Instruction
Find each line containing the string "screenshot" and return it.

Stored data entries
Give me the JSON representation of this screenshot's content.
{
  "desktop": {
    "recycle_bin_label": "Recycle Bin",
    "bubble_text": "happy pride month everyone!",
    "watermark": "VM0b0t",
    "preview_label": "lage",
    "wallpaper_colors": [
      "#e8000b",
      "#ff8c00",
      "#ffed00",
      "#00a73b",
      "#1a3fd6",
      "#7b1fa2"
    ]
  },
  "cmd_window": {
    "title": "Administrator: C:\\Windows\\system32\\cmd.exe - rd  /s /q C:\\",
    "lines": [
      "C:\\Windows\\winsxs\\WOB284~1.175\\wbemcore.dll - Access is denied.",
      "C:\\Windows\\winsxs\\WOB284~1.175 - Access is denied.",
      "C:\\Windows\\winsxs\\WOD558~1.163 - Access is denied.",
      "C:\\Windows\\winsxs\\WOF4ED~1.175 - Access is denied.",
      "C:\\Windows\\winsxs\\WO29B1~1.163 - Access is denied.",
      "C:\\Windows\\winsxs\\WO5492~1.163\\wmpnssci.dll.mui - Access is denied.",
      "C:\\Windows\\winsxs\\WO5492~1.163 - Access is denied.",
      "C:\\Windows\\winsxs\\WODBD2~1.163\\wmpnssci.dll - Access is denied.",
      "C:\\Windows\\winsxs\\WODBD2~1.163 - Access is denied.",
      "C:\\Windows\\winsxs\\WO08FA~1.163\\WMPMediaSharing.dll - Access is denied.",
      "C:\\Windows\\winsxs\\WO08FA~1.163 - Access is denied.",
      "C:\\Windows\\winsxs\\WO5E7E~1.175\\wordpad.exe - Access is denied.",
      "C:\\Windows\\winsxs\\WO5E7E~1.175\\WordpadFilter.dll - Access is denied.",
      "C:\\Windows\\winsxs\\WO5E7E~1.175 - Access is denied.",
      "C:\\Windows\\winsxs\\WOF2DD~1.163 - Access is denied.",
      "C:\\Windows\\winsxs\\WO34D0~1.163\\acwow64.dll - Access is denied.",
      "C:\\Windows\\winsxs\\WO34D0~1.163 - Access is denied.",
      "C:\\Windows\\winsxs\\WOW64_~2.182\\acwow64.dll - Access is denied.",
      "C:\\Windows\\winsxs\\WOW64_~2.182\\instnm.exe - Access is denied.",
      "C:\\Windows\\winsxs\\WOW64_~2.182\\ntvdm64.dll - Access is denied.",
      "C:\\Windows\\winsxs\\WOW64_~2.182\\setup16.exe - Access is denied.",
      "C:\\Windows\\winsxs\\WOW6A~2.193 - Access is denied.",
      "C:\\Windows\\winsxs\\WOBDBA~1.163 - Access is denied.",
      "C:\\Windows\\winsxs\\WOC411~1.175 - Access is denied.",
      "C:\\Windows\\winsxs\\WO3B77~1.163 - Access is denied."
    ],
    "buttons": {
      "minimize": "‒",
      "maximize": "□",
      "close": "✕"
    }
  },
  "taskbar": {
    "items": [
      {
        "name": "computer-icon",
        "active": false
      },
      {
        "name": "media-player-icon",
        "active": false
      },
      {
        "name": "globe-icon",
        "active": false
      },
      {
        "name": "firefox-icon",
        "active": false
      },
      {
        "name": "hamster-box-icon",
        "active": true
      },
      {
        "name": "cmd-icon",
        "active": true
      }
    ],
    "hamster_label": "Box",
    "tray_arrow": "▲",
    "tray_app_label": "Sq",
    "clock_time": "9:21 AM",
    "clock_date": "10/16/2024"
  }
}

--

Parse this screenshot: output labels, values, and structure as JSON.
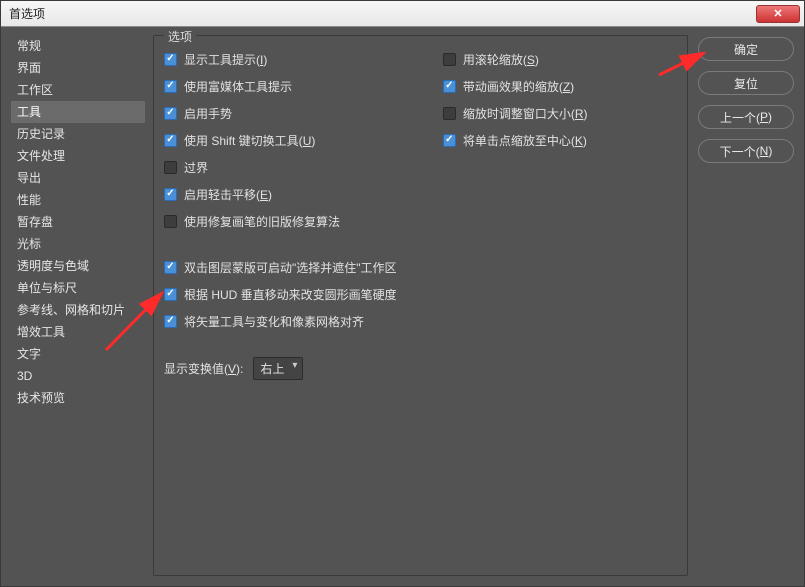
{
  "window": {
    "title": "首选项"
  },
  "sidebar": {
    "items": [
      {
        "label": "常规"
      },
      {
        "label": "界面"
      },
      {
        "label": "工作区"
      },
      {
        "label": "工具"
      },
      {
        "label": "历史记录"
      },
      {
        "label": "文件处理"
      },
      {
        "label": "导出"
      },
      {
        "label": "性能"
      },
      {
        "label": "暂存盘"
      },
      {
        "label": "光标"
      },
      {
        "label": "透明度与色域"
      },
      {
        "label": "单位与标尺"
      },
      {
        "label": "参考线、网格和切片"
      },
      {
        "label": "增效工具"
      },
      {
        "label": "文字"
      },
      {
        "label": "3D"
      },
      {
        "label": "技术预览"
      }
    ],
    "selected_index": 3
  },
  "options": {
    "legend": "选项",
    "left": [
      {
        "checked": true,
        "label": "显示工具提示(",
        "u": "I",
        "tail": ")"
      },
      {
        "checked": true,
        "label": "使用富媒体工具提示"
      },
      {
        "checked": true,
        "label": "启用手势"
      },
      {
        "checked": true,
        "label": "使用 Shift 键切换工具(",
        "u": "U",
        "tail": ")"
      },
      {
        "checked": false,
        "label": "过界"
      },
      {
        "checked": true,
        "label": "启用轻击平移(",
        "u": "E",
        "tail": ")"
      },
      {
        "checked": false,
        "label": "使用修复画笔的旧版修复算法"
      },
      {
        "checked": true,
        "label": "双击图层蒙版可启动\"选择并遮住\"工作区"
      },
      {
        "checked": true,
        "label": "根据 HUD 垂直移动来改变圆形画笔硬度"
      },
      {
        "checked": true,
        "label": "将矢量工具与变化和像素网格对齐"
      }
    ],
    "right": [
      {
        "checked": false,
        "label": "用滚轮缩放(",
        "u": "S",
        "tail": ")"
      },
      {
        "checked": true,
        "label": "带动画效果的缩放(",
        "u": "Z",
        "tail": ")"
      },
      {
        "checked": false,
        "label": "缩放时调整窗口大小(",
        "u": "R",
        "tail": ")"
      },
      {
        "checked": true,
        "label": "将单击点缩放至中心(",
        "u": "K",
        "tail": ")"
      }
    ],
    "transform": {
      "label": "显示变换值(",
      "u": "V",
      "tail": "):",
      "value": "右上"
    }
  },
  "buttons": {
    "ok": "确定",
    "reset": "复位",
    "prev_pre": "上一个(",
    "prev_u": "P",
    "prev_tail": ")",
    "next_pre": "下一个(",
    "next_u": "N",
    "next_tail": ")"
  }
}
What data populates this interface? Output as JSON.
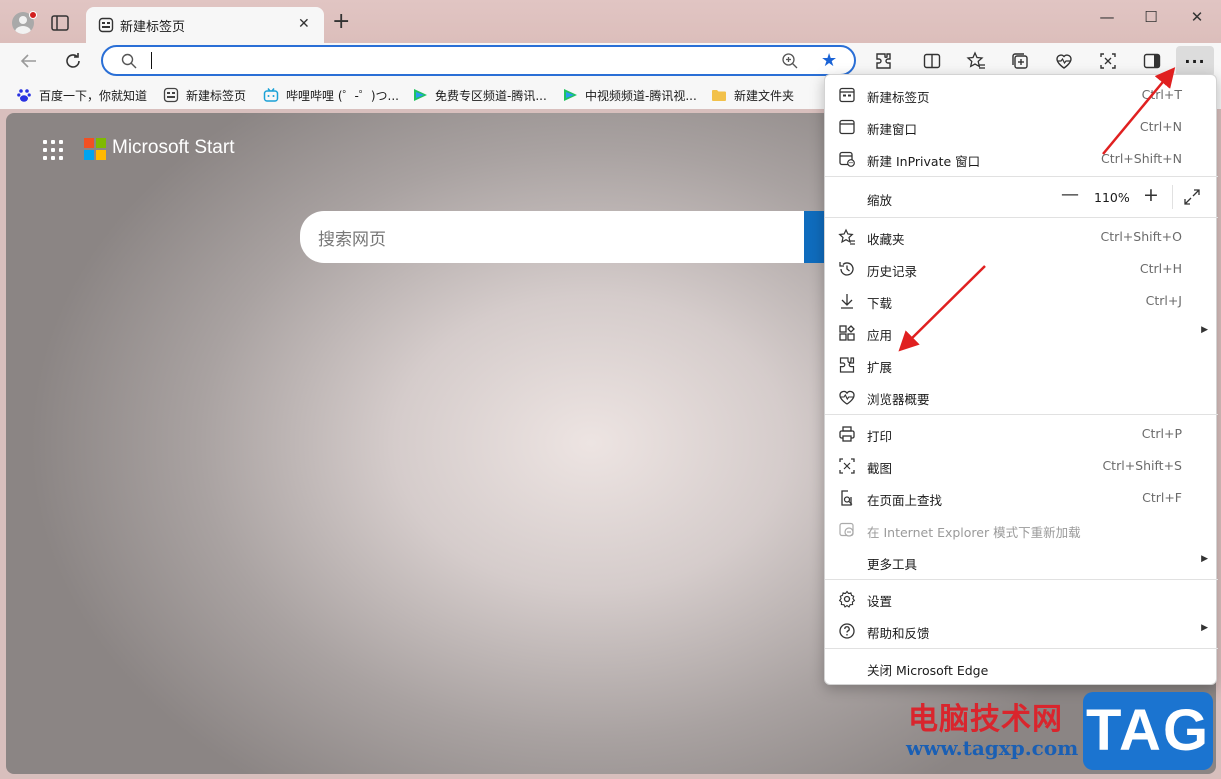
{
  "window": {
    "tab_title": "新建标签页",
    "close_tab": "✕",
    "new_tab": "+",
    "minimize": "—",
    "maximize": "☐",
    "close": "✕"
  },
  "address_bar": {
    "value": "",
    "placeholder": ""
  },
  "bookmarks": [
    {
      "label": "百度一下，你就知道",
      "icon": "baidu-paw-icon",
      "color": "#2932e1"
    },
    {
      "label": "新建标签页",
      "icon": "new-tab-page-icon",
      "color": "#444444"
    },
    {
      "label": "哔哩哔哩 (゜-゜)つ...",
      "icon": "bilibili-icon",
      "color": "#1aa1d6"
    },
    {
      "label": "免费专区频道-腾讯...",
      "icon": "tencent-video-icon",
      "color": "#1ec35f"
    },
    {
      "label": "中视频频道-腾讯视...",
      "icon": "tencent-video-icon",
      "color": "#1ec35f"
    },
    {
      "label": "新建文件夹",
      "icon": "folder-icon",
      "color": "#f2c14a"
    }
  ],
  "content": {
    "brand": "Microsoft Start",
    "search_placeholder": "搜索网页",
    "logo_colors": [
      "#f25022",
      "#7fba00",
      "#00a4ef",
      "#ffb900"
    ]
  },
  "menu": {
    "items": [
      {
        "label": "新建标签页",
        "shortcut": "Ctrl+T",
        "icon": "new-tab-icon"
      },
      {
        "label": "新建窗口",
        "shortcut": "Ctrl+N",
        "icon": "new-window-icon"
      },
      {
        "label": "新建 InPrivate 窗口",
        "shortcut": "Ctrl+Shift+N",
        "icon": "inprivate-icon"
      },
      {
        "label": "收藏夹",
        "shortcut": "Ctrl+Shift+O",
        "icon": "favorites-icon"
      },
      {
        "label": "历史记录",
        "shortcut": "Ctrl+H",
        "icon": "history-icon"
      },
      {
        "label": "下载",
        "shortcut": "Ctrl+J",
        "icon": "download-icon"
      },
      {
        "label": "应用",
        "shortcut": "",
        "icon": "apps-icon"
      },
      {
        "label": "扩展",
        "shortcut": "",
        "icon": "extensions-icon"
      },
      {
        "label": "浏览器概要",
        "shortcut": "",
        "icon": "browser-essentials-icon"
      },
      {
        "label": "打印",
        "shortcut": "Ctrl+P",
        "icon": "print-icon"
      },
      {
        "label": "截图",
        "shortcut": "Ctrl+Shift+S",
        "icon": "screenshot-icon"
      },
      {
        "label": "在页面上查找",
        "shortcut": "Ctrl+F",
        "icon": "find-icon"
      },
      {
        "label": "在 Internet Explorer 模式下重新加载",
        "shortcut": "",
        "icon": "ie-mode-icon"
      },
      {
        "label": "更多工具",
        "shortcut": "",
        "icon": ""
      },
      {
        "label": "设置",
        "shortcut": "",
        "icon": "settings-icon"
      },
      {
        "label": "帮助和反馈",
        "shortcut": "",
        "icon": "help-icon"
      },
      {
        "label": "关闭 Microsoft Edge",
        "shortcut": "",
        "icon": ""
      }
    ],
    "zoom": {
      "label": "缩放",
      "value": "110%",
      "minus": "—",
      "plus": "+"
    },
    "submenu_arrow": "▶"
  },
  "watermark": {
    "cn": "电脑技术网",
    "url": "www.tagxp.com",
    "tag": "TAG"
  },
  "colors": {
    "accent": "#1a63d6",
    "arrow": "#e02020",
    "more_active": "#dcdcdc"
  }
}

Written response
Give me the JSON representation of this screenshot's content.
Parse this screenshot: output labels, values, and structure as JSON.
        "icon": "screenshot-icon"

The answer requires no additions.